**BRANO FORNITO**.
________________

Il delitto di Finale Emilia, la cittadina in provincia di Modena dove venerdì 22 marzo il 32enne di origine marocchina Mohammed El Fathi ha ucciso la zia Hannioui Khaddouj (50 anni) colpendola con una trentina di coltellate all’interno di un appartamento in vicolo dei Grigioni, in pieno centro, “è maturato all’interno di una famiglia unita e in armonia, ben inserita nel contesto sociale”, ha commentato il procuratore capo di Modena Lucia Musti.
Il padre e lo zio dell’arrestato, ha aggiunto la Musti, “si sono sempre adoperati affinché il congiunto si sottoponesse alle cure necessarie per fronteggiare la patologia psichiatrica che affliggeva il giovane. Quest’ultimo è sempre stato collaborativo alle cure e non si ravvisa incuria o tanto meno responsabilità in capo al personale medico”.
Il folle gesto, dunque, “appare senza movente e senza spiegazione”. La procura di Modena ha richiesto in ogni caso la convalida dell’arresto. L’udienza di convalida è stata fissata dal giudice per le indagini preliminari Andrea Romito per lunedì 25 marzo all’interno del carcere modenese di Sant’Anna.

________________

**INFORMAZIONI ESTRATTE**.
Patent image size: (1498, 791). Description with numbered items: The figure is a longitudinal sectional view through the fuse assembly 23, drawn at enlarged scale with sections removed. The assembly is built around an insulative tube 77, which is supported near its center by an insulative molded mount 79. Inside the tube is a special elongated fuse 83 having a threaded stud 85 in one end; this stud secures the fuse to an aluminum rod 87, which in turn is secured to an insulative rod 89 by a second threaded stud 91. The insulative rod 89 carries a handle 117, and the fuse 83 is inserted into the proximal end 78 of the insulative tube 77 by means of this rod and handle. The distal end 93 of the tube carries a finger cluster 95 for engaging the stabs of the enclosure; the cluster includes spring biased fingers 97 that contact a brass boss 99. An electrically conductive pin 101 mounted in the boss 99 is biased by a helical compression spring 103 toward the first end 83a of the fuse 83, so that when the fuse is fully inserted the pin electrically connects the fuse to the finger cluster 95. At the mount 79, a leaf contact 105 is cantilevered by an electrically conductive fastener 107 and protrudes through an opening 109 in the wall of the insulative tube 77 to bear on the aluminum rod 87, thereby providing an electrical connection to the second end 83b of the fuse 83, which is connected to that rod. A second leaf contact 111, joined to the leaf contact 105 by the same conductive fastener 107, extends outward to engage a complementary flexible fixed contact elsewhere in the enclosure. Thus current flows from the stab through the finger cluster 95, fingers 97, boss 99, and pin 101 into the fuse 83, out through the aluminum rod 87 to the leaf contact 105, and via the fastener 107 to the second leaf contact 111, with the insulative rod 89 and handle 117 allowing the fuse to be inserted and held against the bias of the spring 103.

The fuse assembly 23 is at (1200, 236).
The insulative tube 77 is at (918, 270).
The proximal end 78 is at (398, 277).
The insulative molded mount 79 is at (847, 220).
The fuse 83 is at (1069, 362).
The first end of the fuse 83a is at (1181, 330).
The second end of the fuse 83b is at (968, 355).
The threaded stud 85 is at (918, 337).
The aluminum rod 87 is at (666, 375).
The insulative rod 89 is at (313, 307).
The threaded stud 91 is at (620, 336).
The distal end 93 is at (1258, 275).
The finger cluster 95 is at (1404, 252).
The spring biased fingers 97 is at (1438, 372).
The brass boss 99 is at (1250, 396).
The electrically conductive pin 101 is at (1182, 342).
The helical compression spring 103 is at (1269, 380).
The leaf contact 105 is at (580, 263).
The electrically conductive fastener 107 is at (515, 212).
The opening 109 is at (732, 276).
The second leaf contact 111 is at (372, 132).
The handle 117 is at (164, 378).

________________

**ESPLORA IL MATERIALE**.
**A.** Nel brano fornito, per quale data e in quale luogo è stata fissata l'udienza di convalida?
**B.** Elenca tutte le persone chiamate per nome e cognome nel brano fornito.

**RISPOSTE SCRITTE**.
**A.** Per lunedì 25 marzo, all'interno del carcere modenese di Sant'Anna.

**B.** Mohammed El Fathi, Hannioui Khaddouj, Lucia Musti, Andrea Romito.